— START —

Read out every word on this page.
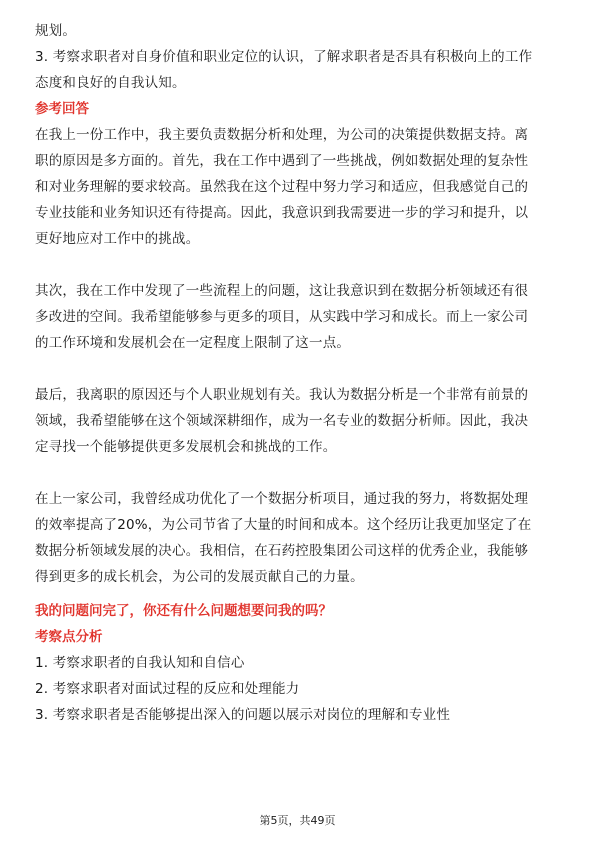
规划。
3. 考察求职者对自身价值和职业定位的认识，了解求职者是否具有积极向上的工作
态度和良好的自我认知。
参考回答
在我上一份工作中，我主要负责数据分析和处理，为公司的决策提供数据支持。离
职的原因是多方面的。首先，我在工作中遇到了一些挑战，例如数据处理的复杂性
和对业务理解的要求较高。虽然我在这个过程中努力学习和适应，但我感觉自己的
专业技能和业务知识还有待提高。因此，我意识到我需要进一步的学习和提升，以
更好地应对工作中的挑战。
其次，我在工作中发现了一些流程上的问题，这让我意识到在数据分析领域还有很
多改进的空间。我希望能够参与更多的项目，从实践中学习和成长。而上一家公司
的工作环境和发展机会在一定程度上限制了这一点。
最后，我离职的原因还与个人职业规划有关。我认为数据分析是一个非常有前景的
领域，我希望能够在这个领域深耕细作，成为一名专业的数据分析师。因此，我决
定寻找一个能够提供更多发展机会和挑战的工作。
在上一家公司，我曾经成功优化了一个数据分析项目，通过我的努力，将数据处理
的效率提高了20%，为公司节省了大量的时间和成本。这个经历让我更加坚定了在
数据分析领域发展的决心。我相信，在石药控股集团公司这样的优秀企业，我能够
得到更多的成长机会，为公司的发展贡献自己的力量。
我的问题问完了，你还有什么问题想要问我的吗？
考察点分析
1. 考察求职者的自我认知和自信心
2. 考察求职者对面试过程的反应和处理能力
3. 考察求职者是否能够提出深入的问题以展示对岗位的理解和专业性
第5页，共49页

— END —

### Task objective
Leave the pictures out and write out every entry exactly as given.

### Reply
Read out every word on this page.
规划。
3. 考察求职者对自身价值和职业定位的认识，了解求职者是否具有积极向上的工作
态度和良好的自我认知。
参考回答
在我上一份工作中，我主要负责数据分析和处理，为公司的决策提供数据支持。离
职的原因是多方面的。首先，我在工作中遇到了一些挑战，例如数据处理的复杂性
和对业务理解的要求较高。虽然我在这个过程中努力学习和适应，但我感觉自己的
专业技能和业务知识还有待提高。因此，我意识到我需要进一步的学习和提升，以
更好地应对工作中的挑战。
其次，我在工作中发现了一些流程上的问题，这让我意识到在数据分析领域还有很
多改进的空间。我希望能够参与更多的项目，从实践中学习和成长。而上一家公司
的工作环境和发展机会在一定程度上限制了这一点。
最后，我离职的原因还与个人职业规划有关。我认为数据分析是一个非常有前景的
领域，我希望能够在这个领域深耕细作，成为一名专业的数据分析师。因此，我决
定寻找一个能够提供更多发展机会和挑战的工作。
在上一家公司，我曾经成功优化了一个数据分析项目，通过我的努力，将数据处理
的效率提高了20%，为公司节省了大量的时间和成本。这个经历让我更加坚定了在
数据分析领域发展的决心。我相信，在石药控股集团公司这样的优秀企业，我能够
得到更多的成长机会，为公司的发展贡献自己的力量。
我的问题问完了，你还有什么问题想要问我的吗？
考察点分析
1. 考察求职者的自我认知和自信心
2. 考察求职者对面试过程的反应和处理能力
3. 考察求职者是否能够提出深入的问题以展示对岗位的理解和专业性
第5页，共49页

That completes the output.